>> Begin Records shown
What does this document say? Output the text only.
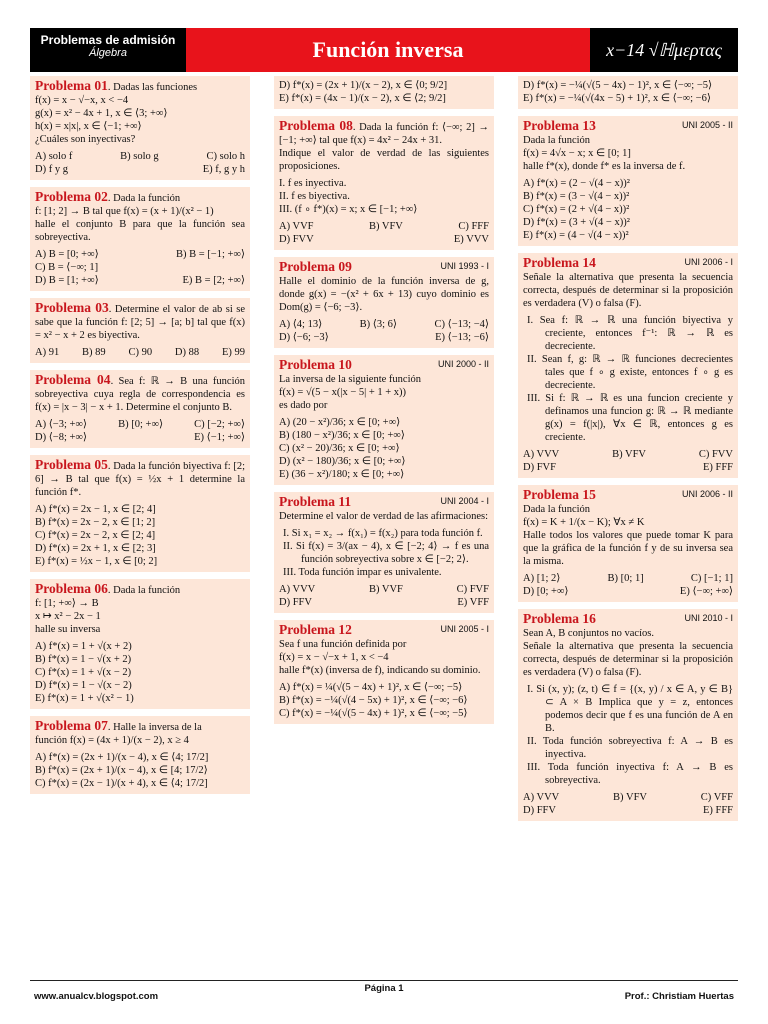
Problemas de admisión
Álgebra	Función inversa	x−14 √ℍμερτας
Problema 01. Dadas las funciones
f(x) = x − √−x, x < −4
g(x) = x² − 4x + 1, x ∈ ⟨3; +∞⟩
h(x) = x|x|, x ∈ ⟨−1; +∞⟩
¿Cuáles son inyectivas?
A) solo f	B) solo g	C) solo h
D) f y g	E) f, g y h
Problema 02. Dada la función
f: [1; 2] → B tal que f(x) = (x + 1)/(x² − 1)
halle el conjunto B para que la función sea sobreyectiva.
A) B = [0; +∞⟩	B) B = [−1; +∞⟩
C) B = ⟨−∞; 1]
D) B = [1; +∞⟩	E) B = [2; +∞⟩
Problema 03. Determine el valor de ab si se sabe que la función f: [2; 5] → [a; b] tal que f(x) = x² − x + 2 es biyectiva.
A) 91 B) 89 C) 90 D) 88 E) 99
Problema 04. Sea f: ℝ → B una función sobreyectiva cuya regla de correspondencia es f(x) = |x − 3| − x + 1. Determine el conjunto B.
A) ⟨−3; +∞⟩	B) [0; +∞⟩	C) [−2; +∞⟩
D) ⟨−8; +∞⟩	E) ⟨−1; +∞⟩
Problema 05. Dada la función biyectiva f: [2; 6] → B tal que f(x) = ½x + 1 determine la función f*.
A) f*(x) = 2x − 1, x ∈ [2; 4]
B) f*(x) = 2x − 2, x ∈ [1; 2]
C) f*(x) = 2x − 2, x ∈ [2; 4]
D) f*(x) = 2x + 1, x ∈ [2; 3]
E) f*(x) = ½x − 1, x ∈ [0; 2]
Problema 06. Dada la función
f: [1; +∞⟩ → B
x ↦ x² − 2x − 1
halle su inversa
A) f*(x) = 1 + √(x + 2)
B) f*(x) = 1 − √(x + 2)
C) f*(x) = 1 + √(x − 2)
D) f*(x) = 1 − √(x − 2)
E) f*(x) = 1 + √(x² − 1)
Problema 07. Halle la inversa de la
función f(x) = (4x + 1)/(x − 2), x ≥ 4
A) f*(x) = (2x + 1)/(x − 4), x ∈ ⟨4; 17/2]
B) f*(x) = (2x + 1)/(x − 4), x ∈ [4; 17/2⟩
C) f*(x) = (2x − 1)/(x + 4), x ∈ ⟨4; 17/2]
D) f*(x) = (2x + 1)/(x − 2), x ∈ ⟨0; 9/2]
E) f*(x) = (4x − 1)/(x − 2), x ∈ ⟨2; 9/2]
Problema 08. Dada la función f: ⟨−∞; 2] → [−1; +∞⟩ tal que f(x) = 4x² − 24x + 31.
Indique el valor de verdad de las siguientes proposiciones.
I. f es inyectiva.
II. f es biyectiva.
III. (f ∘ f*)(x) = x; x ∈ [−1; +∞⟩
A) VVF	B) VFV	C) FFF
D) FVV	E) VVV
UNI 1993 - I
Problema 09
Halle el dominio de la función inversa de g, donde g(x) = −(x² + 6x + 13) cuyo dominio es Dom(g) = ⟨−6; −3⟩.
A) ⟨4; 13⟩	B) ⟨3; 6⟩	C) ⟨−13; −4⟩
D) ⟨−6; −3⟩	E) ⟨−13; −6⟩
UNI 2000 - II
Problema 10
La inversa de la siguiente función
f(x) = √(5 − x(|x − 5| + 1 + x))
es dado por
A) (20 − x²)/36; x ∈ [0; +∞⟩
B) (180 − x²)/36; x ∈ [0; +∞⟩
C) (x² − 20)/36; x ∈ [0; +∞⟩
D) (x² − 180)/36; x ∈ [0; +∞⟩
E) (36 − x²)/180; x ∈ [0; +∞⟩
UNI 2004 - I
Problema 11
Determine el valor de verdad de las afirmaciones:
I. Si x₁ = x₂ → f(x₁) = f(x₂) para toda función f.
II. Si f(x) = 3/(ax − 4), x ∈ [−2; 4⟩ → f es una función sobreyectiva sobre x ∈ [−2; 2⟩.
III. Toda función impar es univalente.
A) VVV	B) VVF	C) FVF
D) FFV	E) VFF
UNI 2005 - I
Problema 12
Sea f una función definida por
f(x) = x − √−x + 1, x < −4
halle f*(x) (inversa de f), indicando su dominio.
A) f*(x) = ¼(√(5 − 4x) + 1)², x ∈ ⟨−∞; −5⟩
B) f*(x) = −¼(√(4 − 5x) + 1)², x ∈ ⟨−∞; −6⟩
C) f*(x) = −¼(√(5 − 4x) + 1)², x ∈ ⟨−∞; −5⟩
D) f*(x) = −¼(√(5 − 4x) − 1)², x ∈ ⟨−∞; −5⟩
E) f*(x) = −¼(√(4x − 5) + 1)², x ∈ ⟨−∞; −6⟩
UNI 2005 - II
Problema 13
Dada la función
f(x) = 4√x − x; x ∈ [0; 1]
halle f*(x), donde f* es la inversa de f.
A) f*(x) = (2 − √(4 − x))²
B) f*(x) = (3 − √(4 − x))²
C) f*(x) = (2 + √(4 − x))²
D) f*(x) = (3 + √(4 − x))²
E) f*(x) = (4 − √(4 − x))²
UNI 2006 - I
Problema 14
Señale la alternativa que presenta la secuencia correcta, después de determinar si la proposición es verdadera (V) o falsa (F).
I. Sea f: ℝ → ℝ una función biyectiva y creciente, entonces f⁻¹: ℝ → ℝ es decreciente.
II. Sean f, g: ℝ → ℝ funciones decrecientes tales que f ∘ g existe, entonces f ∘ g es decreciente.
III. Si f: ℝ → ℝ es una funcion creciente y definamos una funcion g: ℝ → ℝ mediante g(x) = f(|x|), ∀x ∈ ℝ, entonces g es creciente.
A) VVV	B) VFV	C) FVV
D) FVF	E) FFF
UNI 2006 - II
Problema 15
Dada la función
f(x) = K + 1/(x − K); ∀x ≠ K
Halle todos los valores que puede tomar K para que la gráfica de la función f y de su inversa sea la misma.
A) [1; 2⟩	B) [0; 1]	C) [−1; 1]
D) [0; +∞⟩	E) ⟨−∞; +∞⟩
UNI 2010 - I
Problema 16
Sean A, B conjuntos no vacíos.
Señale la alternativa que presenta la secuencia correcta, después de determinar si la proposición es verdadera (V) o falsa (F).
I. Si (x, y); (z, t) ∈ f = {(x, y) / x ∈ A, y ∈ B} ⊂ A × B Implica que y = z, entonces podemos decir que f es una función de A en B.
II. Toda función sobreyectiva f: A → B es inyectiva.
III. Toda función inyectiva f: A → B es sobreyectiva.
A) VVV	B) VFV	C) VFF
D) FFV	E) FFF
www.anualcv.blogspot.com
Página 1
Prof.: Christiam Huertas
>> End Records shown
◆ Direction
Find and copy each line above that includes the string "Sean".

◆ Solution
II. Sean f, g: ℝ → ℝ funciones decrecientes tales que f ∘ g existe, entonces f ∘ g es decreciente.
Sean A, B conjuntos no vacíos.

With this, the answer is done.